» Extract to read
------------

Methodology
This page explains what the site does, how each claim is grounded in primary sources, and where its limits lie.
Primary-source, not interpretive
This site reports source text, citations, effective dates, and per-company applicability metadata. It does not interpret regulations, weigh how they apply to your facts, or offer an opinion. Applicability results are threshold-derived statements, “revenue is at or above $X”, with the reasons shown, never advice about what to do.
Citation integrity
Every regulatory claim is meant to pin to an exact span of a stored source snapshot, tied to a version and a retrieval date. Until a claim is backed by a real ingested snapshot it is marked ungrounded seed data and must not be relied on as fact. The current corpus is illustrative seed data, flagged as such on every obligation, so grounded and ungrounded claims are always visually distinct.
Point-in-time history
Regulations change, and our knowledge of them is corrected over time. The corpus preserves two independent dates for every fact: when it was true in the world (valid time) and when we recorded it (transaction time). That is why the as-of-date slider can answer both “what was in effect on a date” and “what did we believe was in effect, as of our knowledge on another date.” Records are never edited in place; a correction is a new record.

------------

Stored data entries
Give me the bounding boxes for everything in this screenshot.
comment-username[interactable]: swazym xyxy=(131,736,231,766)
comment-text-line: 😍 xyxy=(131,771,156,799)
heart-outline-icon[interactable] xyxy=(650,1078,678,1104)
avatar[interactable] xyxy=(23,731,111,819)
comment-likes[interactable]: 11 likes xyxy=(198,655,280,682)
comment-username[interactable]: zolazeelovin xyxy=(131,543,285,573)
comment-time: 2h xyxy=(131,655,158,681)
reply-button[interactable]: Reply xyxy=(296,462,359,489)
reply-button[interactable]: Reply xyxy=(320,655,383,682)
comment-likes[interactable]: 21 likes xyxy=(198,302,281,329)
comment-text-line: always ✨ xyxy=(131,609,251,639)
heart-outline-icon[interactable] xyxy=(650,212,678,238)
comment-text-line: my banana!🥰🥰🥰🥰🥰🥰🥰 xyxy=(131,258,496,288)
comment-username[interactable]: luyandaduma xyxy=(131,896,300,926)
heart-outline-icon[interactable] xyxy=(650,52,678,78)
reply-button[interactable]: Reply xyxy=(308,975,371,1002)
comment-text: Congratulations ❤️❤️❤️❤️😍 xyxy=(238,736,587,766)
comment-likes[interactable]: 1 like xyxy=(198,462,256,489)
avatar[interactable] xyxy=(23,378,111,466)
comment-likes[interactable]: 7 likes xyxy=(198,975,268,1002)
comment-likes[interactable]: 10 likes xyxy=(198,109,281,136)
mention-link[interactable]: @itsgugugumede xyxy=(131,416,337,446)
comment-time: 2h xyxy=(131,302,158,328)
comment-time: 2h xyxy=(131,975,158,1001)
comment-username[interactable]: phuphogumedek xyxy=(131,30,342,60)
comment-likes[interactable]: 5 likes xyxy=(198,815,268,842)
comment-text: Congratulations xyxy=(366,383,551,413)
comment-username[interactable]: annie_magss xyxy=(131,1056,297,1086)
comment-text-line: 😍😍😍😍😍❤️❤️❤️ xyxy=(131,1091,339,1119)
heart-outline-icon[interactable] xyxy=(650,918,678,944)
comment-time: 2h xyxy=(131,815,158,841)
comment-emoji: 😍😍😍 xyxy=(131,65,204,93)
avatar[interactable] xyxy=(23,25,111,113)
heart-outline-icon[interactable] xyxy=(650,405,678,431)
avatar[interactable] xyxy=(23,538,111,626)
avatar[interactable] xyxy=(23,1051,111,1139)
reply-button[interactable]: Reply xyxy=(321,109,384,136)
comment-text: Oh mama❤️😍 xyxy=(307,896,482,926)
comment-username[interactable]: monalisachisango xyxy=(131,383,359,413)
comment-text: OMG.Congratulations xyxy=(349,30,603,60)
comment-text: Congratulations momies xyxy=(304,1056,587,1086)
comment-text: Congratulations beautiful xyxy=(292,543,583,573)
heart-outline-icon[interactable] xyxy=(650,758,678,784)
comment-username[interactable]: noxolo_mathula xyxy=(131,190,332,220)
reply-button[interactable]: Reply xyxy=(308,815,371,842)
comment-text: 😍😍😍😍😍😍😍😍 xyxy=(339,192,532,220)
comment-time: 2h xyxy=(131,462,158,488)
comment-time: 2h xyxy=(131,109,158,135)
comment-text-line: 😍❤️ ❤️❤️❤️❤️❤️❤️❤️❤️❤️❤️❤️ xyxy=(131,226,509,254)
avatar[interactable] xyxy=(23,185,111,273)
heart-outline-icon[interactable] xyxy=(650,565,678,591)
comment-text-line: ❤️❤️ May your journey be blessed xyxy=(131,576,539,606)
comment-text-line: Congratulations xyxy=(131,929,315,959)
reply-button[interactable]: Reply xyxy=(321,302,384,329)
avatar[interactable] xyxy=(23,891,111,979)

------------

Carry on the methodology page that comes before the items, starting right after its last sentence.

Authoritative sources
The intent is to ingest from official sources and APIs (the Federal Register, EUR-Lex, SEC EDGAR, the CARB docket) with provenance, rather than scraping brittle HTML. Changes are detected by content hash so that costly, meaning-aware diffing runs only when a source actually changes.
Where to verify
Always confirm against the cited primary source, and consult qualified counsel for anything that turns on how a rule applies to you. See the status states reference for what each lifecycle state does and does not imply.